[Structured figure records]
· · · ·
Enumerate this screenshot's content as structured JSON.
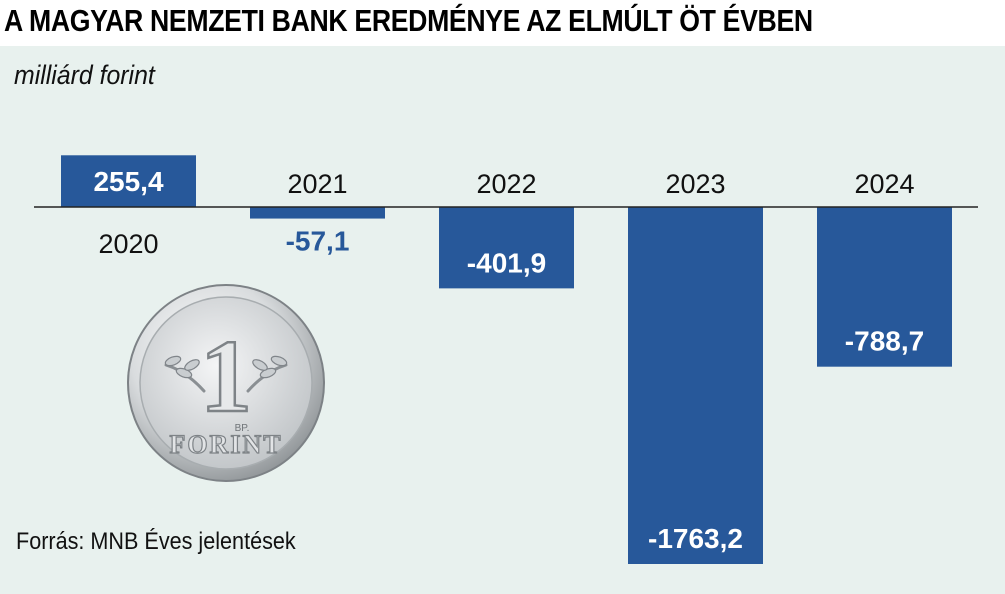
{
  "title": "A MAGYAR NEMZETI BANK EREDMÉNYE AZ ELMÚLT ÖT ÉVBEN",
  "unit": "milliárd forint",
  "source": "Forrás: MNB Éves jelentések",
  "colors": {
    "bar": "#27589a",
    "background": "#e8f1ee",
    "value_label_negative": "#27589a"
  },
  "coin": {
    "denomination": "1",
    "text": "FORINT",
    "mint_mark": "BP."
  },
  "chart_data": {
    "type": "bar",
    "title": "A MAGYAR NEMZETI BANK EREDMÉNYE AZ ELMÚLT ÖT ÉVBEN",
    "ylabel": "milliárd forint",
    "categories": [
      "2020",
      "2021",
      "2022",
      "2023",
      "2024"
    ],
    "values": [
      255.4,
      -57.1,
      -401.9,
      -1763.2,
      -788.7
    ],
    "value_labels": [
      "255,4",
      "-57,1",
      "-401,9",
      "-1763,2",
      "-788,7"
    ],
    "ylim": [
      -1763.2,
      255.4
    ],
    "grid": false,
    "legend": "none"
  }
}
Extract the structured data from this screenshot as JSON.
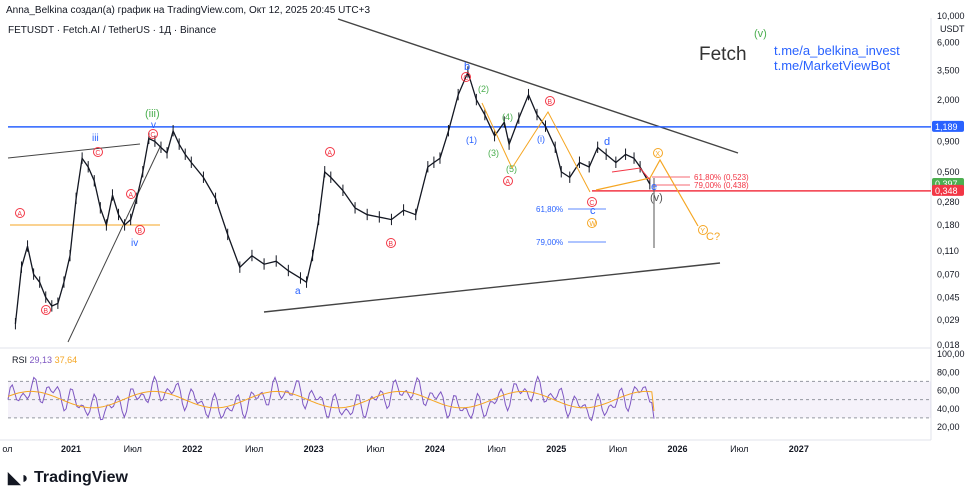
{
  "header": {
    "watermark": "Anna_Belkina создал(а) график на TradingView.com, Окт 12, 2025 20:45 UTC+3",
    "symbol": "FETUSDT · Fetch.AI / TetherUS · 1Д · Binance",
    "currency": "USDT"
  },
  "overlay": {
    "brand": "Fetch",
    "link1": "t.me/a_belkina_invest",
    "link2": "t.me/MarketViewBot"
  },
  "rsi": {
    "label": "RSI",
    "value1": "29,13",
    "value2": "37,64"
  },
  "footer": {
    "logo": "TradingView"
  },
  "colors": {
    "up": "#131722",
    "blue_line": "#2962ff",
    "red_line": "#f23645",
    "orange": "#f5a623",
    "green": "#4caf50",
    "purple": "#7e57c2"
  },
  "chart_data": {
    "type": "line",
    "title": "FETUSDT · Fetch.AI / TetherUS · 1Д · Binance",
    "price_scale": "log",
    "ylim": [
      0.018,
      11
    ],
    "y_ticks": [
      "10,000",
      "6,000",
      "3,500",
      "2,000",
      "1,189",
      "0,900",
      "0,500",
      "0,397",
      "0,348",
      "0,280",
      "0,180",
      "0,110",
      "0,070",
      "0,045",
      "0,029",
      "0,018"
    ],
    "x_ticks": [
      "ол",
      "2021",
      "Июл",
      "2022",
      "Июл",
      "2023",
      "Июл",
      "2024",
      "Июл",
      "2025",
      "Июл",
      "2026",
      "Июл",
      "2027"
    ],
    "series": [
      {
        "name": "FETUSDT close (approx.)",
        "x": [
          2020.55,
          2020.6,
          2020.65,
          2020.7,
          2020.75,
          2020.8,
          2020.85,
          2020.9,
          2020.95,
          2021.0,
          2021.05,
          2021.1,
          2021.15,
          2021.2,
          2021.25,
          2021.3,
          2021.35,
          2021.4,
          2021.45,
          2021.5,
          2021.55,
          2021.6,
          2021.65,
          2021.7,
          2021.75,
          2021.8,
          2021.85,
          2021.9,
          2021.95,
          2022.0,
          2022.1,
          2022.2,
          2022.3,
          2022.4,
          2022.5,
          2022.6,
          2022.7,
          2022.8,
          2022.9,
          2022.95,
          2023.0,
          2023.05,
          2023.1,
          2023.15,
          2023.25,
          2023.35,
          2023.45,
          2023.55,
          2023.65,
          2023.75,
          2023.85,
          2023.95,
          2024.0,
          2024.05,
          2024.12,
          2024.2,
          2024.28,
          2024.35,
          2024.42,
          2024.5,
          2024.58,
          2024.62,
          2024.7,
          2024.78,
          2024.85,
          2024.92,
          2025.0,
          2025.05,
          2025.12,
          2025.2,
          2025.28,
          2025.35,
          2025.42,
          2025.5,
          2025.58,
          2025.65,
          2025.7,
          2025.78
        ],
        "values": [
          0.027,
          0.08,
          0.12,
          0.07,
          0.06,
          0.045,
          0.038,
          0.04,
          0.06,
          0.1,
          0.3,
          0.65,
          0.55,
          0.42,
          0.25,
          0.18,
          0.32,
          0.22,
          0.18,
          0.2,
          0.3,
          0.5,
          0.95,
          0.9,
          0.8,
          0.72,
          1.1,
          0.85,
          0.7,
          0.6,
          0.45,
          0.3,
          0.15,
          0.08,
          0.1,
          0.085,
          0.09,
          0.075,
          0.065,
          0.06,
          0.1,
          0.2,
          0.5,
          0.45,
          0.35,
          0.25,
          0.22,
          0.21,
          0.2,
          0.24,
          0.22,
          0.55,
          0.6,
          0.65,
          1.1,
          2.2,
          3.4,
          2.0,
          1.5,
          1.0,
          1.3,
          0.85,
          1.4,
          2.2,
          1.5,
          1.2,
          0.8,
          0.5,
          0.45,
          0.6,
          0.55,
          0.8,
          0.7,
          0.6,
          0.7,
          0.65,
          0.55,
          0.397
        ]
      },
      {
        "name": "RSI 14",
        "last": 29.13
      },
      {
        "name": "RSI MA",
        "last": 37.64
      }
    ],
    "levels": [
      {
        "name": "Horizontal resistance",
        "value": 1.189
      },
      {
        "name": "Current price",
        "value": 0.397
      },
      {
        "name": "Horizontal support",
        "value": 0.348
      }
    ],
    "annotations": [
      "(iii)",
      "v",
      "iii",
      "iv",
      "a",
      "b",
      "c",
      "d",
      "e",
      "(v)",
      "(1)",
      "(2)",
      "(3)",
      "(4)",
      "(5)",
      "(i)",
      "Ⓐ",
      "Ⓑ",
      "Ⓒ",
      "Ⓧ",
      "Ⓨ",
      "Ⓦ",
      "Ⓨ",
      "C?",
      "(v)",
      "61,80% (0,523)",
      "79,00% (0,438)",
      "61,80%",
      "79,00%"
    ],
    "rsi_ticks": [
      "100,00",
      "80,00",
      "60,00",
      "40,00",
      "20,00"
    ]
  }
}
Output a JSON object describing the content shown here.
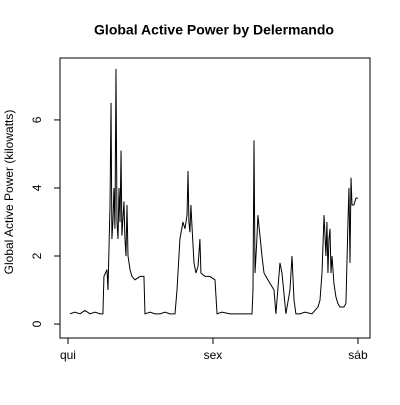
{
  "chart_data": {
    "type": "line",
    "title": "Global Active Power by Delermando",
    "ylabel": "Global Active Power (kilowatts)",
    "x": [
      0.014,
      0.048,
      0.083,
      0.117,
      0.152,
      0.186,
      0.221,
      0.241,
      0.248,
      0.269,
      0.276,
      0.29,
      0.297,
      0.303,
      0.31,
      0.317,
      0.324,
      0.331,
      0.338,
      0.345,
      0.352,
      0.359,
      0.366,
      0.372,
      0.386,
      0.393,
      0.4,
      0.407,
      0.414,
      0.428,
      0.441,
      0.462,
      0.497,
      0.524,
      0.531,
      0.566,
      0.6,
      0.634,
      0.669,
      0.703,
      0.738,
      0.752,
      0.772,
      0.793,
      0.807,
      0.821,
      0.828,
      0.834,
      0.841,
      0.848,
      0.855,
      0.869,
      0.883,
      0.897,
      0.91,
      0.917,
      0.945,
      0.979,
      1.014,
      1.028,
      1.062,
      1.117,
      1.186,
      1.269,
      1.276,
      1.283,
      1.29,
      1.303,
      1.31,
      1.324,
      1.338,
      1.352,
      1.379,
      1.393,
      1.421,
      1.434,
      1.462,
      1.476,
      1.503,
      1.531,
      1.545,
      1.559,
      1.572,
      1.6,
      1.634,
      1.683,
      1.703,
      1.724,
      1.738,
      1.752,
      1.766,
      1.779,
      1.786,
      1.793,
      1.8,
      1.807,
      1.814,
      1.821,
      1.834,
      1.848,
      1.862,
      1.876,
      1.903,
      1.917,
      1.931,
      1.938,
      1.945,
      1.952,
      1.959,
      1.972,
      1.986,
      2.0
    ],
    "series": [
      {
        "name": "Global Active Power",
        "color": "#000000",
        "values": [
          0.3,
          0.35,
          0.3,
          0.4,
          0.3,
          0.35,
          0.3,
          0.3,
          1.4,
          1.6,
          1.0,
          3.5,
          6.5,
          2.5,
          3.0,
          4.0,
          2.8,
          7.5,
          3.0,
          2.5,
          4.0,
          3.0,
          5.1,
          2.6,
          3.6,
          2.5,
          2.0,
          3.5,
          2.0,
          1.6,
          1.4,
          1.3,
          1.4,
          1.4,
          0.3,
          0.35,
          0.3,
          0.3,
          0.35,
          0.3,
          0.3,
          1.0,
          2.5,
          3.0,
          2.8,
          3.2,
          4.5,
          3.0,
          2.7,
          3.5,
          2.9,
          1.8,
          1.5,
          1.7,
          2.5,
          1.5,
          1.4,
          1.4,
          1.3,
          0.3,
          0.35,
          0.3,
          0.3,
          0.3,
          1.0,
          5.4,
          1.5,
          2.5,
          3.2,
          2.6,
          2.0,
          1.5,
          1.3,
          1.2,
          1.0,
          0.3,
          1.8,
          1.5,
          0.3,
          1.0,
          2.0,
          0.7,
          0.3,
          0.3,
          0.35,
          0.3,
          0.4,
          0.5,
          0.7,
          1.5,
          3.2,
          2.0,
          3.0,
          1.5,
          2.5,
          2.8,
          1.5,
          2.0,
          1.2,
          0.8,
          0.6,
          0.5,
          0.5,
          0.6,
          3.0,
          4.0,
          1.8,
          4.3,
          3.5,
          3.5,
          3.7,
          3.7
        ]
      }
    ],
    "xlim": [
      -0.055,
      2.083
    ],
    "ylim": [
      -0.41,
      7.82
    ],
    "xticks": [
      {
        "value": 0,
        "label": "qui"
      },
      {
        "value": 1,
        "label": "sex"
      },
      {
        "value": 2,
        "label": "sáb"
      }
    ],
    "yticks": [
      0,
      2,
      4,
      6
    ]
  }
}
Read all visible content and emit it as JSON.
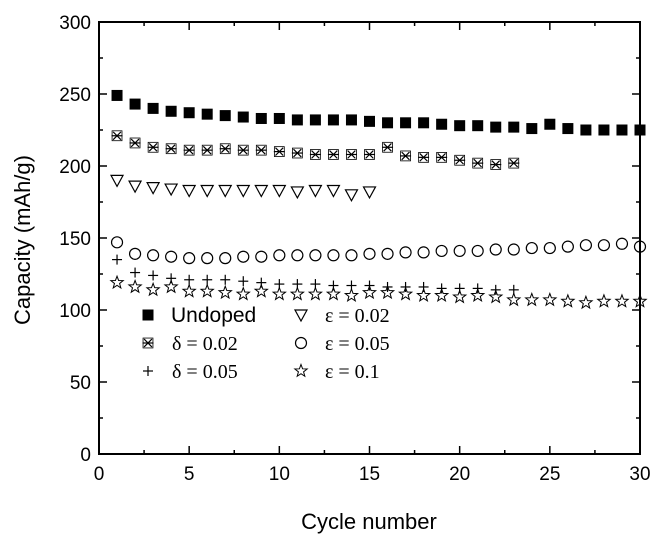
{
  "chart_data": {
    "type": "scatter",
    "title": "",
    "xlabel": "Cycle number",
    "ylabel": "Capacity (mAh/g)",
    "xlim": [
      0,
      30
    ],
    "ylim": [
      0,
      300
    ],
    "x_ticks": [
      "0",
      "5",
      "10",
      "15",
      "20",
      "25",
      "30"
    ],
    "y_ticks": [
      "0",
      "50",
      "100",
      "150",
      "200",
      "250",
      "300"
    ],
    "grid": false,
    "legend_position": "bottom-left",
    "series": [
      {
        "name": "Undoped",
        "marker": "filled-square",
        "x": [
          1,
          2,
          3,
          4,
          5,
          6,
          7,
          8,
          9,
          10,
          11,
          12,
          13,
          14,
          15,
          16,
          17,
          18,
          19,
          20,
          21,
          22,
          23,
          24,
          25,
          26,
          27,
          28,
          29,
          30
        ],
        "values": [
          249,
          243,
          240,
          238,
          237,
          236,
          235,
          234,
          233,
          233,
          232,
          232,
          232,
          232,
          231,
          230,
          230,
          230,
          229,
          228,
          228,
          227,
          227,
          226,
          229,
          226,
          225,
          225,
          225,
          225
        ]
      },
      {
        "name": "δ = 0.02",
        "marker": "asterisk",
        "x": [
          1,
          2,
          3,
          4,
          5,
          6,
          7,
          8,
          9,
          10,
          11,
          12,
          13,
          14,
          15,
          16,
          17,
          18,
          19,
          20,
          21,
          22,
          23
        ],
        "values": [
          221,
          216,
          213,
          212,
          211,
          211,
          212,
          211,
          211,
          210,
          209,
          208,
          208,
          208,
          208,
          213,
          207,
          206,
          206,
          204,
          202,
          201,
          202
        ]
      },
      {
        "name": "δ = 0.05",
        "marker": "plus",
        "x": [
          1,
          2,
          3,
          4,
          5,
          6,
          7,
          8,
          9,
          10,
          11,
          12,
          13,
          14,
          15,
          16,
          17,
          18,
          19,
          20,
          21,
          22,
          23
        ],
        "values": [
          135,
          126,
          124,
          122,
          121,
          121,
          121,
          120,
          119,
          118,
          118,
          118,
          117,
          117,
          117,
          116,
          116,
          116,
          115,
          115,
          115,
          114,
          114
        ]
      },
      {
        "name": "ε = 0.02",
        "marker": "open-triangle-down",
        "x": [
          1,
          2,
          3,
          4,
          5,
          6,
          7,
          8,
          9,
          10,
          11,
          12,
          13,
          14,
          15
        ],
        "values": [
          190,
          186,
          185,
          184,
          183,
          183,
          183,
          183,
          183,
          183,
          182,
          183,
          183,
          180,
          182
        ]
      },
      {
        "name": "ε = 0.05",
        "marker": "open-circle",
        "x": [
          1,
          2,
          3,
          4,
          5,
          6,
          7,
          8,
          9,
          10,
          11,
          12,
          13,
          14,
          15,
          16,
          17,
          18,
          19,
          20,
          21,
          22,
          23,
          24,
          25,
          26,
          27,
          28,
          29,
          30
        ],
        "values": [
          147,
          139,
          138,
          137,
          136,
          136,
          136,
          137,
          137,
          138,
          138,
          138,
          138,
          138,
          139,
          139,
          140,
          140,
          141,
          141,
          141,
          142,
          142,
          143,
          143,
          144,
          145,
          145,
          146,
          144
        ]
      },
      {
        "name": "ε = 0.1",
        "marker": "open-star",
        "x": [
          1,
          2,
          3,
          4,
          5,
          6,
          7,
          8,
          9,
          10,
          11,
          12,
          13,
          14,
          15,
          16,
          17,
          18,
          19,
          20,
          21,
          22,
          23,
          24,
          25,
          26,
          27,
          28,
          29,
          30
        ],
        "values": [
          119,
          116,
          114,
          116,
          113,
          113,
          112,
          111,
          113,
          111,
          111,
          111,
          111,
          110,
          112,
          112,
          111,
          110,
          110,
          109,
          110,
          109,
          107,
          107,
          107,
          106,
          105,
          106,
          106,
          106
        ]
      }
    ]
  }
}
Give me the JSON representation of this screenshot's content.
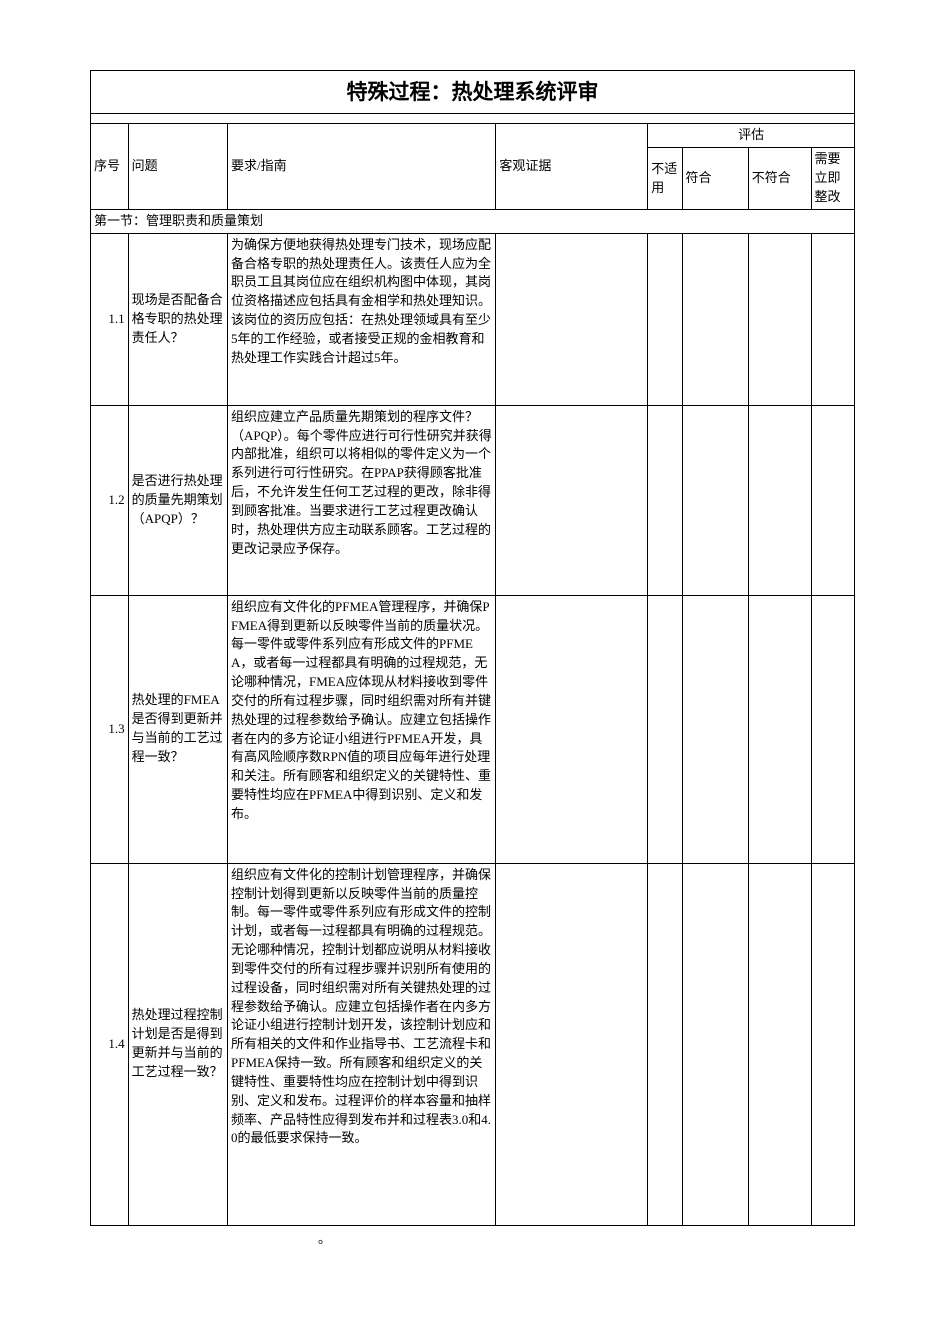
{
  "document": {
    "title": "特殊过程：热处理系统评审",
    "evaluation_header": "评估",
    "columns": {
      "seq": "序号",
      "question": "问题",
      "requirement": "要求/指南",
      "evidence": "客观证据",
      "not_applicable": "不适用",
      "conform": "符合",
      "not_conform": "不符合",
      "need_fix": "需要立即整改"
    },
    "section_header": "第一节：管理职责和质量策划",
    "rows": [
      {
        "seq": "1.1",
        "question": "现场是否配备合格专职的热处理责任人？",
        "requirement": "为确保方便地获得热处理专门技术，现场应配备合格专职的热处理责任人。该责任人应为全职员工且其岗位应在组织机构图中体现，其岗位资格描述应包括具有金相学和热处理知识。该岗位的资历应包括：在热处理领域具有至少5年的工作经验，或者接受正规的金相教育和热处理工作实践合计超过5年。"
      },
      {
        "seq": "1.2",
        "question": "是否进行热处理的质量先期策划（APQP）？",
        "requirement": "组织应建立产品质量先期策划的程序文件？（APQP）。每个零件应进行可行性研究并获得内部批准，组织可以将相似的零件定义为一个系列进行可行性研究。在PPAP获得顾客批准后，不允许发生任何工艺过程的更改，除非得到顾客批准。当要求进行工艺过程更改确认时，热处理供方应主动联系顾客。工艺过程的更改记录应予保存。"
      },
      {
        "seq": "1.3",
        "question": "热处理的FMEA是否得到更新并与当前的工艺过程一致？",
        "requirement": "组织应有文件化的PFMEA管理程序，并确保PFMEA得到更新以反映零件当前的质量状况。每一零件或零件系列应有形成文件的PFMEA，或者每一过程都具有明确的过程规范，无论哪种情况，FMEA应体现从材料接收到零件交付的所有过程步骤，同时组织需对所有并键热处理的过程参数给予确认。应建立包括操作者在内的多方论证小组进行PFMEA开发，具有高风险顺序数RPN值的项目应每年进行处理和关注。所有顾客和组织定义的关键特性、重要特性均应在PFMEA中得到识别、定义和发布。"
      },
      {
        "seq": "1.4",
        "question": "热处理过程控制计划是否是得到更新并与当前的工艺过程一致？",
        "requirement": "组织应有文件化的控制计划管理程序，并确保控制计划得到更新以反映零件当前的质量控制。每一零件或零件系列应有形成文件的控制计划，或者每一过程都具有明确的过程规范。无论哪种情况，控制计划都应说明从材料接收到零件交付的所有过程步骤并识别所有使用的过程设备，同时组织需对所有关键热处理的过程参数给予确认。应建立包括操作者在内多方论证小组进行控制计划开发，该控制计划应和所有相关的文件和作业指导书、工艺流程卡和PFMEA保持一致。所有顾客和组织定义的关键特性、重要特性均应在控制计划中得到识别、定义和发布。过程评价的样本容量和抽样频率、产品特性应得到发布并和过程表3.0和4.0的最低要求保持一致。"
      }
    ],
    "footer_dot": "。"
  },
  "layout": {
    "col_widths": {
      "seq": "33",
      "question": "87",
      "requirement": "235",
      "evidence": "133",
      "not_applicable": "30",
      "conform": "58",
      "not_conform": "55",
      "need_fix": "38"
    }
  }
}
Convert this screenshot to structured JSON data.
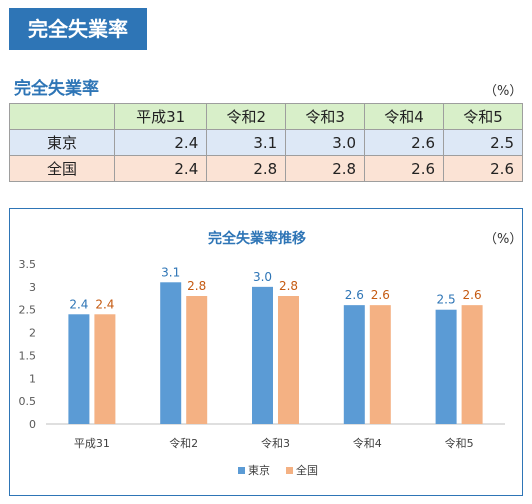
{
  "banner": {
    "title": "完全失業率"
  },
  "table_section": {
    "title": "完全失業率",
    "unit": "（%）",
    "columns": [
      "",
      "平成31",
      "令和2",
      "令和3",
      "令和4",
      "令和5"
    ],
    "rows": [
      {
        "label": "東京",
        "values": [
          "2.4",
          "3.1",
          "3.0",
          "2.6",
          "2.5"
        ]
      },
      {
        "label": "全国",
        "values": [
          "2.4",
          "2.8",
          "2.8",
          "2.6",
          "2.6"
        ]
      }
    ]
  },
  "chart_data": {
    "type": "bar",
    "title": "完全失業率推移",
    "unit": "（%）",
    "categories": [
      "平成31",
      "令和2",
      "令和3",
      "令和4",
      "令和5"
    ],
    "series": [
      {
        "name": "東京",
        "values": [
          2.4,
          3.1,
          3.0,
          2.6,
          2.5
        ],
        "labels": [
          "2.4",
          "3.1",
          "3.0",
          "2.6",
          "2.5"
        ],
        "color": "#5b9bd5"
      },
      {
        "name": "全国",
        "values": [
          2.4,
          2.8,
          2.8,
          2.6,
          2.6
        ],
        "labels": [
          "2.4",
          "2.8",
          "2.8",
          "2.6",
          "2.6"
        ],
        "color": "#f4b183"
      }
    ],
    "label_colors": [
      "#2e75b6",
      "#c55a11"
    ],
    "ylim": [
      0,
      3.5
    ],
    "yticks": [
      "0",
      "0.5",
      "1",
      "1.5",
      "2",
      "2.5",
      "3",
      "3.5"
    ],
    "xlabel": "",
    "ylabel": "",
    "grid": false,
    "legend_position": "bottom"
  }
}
· · · ·
## Exercise goal
Sift through the entries and copy every line with "milliárd".

## Problem solution
  "unit": "milliárd forint",
    "ylabel": "milliárd forint",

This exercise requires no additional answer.